Written request: Copy out every record below with complete accuracy.

[Items from a data source]
■ ■ ■ ■

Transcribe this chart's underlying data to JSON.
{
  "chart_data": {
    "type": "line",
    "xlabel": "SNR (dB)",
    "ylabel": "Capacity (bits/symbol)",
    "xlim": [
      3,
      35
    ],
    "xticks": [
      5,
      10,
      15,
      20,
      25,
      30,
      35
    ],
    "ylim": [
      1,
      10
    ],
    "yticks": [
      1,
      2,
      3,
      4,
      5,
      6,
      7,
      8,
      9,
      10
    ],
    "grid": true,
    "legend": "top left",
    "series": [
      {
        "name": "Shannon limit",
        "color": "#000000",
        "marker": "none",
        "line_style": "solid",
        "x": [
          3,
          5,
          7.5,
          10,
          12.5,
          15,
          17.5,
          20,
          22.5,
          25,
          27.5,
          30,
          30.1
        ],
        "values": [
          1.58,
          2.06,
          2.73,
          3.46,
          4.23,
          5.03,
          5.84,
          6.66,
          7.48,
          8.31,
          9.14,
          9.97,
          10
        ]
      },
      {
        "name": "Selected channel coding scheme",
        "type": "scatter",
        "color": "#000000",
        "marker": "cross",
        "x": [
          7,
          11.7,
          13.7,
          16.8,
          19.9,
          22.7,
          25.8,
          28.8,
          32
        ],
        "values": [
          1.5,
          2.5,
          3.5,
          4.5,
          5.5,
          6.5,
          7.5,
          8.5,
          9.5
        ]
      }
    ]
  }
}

■ ■ ■ ■

Answer for this exercise:
Transcribe this chart's underlying data to JSON.
{
  "chart_data": {
    "type": "line",
    "xlabel": "SNR (dB)",
    "ylabel": "Capacity (bits/symbol)",
    "xlim": [
      3,
      35
    ],
    "xticks": [
      5,
      10,
      15,
      20,
      25,
      30,
      35
    ],
    "ylim": [
      1,
      10
    ],
    "yticks": [
      1,
      2,
      3,
      4,
      5,
      6,
      7,
      8,
      9,
      10
    ],
    "grid": true,
    "legend": "top left",
    "series": [
      {
        "name": "Shannon limit",
        "color": "#000000",
        "marker": "none",
        "line_style": "solid",
        "x": [
          3,
          5,
          7.5,
          10,
          12.5,
          15,
          17.5,
          20,
          22.5,
          25,
          27.5,
          30,
          30.1
        ],
        "values": [
          1.58,
          2.06,
          2.73,
          3.46,
          4.23,
          5.03,
          5.84,
          6.66,
          7.48,
          8.31,
          9.14,
          9.97,
          10
        ]
      },
      {
        "name": "Selected channel coding scheme",
        "type": "scatter",
        "color": "#000000",
        "marker": "cross",
        "x": [
          7,
          11.7,
          13.7,
          16.8,
          19.9,
          22.7,
          25.8,
          28.8,
          32
        ],
        "values": [
          1.5,
          2.5,
          3.5,
          4.5,
          5.5,
          6.5,
          7.5,
          8.5,
          9.5
        ]
      }
    ]
  }
}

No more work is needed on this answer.